INSTRUCTION » All lines in which the word "враги" occurs are to be extracted.

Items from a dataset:

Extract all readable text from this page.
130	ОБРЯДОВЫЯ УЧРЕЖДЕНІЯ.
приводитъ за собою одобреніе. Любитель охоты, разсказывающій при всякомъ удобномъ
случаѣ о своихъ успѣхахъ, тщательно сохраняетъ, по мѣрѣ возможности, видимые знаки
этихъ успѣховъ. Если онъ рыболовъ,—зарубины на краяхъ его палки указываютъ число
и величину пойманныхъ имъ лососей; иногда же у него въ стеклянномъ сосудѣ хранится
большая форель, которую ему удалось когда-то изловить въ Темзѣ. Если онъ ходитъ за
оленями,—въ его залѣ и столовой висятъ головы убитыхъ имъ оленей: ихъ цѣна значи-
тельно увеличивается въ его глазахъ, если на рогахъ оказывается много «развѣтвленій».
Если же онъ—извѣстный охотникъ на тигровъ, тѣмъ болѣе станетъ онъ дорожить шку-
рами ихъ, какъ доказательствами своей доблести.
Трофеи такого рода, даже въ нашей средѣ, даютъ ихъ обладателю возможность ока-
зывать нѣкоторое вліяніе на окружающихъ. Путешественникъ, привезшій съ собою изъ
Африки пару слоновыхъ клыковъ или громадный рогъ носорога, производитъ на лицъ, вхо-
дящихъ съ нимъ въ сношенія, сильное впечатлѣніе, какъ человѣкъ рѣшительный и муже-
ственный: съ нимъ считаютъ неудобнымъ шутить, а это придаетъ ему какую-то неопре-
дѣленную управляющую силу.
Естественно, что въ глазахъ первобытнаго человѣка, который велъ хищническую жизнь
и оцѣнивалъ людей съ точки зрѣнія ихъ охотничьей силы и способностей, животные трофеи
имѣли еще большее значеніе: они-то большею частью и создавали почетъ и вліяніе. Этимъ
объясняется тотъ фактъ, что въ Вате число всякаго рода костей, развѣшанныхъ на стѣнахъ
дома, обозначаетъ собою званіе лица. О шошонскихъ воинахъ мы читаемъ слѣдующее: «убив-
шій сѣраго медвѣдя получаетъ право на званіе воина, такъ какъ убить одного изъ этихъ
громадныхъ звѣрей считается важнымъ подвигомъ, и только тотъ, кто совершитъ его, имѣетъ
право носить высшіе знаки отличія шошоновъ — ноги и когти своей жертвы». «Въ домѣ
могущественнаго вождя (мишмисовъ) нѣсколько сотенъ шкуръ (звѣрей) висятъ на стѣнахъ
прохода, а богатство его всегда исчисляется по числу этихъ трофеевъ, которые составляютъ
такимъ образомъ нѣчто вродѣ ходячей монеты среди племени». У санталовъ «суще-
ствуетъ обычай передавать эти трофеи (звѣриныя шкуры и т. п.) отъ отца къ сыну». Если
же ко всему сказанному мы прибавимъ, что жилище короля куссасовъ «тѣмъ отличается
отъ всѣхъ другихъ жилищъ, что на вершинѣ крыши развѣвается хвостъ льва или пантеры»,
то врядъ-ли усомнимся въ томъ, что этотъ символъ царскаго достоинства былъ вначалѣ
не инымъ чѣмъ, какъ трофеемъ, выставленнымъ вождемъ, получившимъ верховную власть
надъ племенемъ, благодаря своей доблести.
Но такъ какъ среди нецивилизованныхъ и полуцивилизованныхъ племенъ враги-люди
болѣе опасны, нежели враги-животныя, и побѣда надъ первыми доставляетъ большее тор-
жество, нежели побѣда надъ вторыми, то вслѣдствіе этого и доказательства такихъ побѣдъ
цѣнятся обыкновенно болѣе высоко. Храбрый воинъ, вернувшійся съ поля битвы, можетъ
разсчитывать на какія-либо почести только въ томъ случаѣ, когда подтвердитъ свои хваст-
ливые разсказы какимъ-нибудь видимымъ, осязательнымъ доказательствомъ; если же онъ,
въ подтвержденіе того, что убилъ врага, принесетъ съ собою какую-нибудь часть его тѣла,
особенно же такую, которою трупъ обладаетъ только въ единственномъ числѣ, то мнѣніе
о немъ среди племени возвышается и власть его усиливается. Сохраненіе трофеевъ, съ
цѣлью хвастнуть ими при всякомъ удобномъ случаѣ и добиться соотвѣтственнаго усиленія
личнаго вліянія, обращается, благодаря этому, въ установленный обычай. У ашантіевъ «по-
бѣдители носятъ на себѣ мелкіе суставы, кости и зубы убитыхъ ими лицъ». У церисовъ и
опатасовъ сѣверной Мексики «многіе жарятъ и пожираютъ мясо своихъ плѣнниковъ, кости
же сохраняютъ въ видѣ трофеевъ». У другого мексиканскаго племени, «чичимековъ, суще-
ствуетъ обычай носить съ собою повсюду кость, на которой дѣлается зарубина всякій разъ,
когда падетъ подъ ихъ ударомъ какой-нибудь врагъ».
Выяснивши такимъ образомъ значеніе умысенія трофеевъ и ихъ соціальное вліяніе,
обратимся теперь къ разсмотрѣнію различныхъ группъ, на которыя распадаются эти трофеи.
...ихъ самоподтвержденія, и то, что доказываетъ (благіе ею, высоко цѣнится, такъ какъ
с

WRITTEN RESPONSE »
Но такъ какъ среди нецивилизованныхъ и полуцивилизованныхъ племенъ враги-люди
болѣе опасны, нежели враги-животныя, и побѣда надъ первыми доставляетъ большее тор-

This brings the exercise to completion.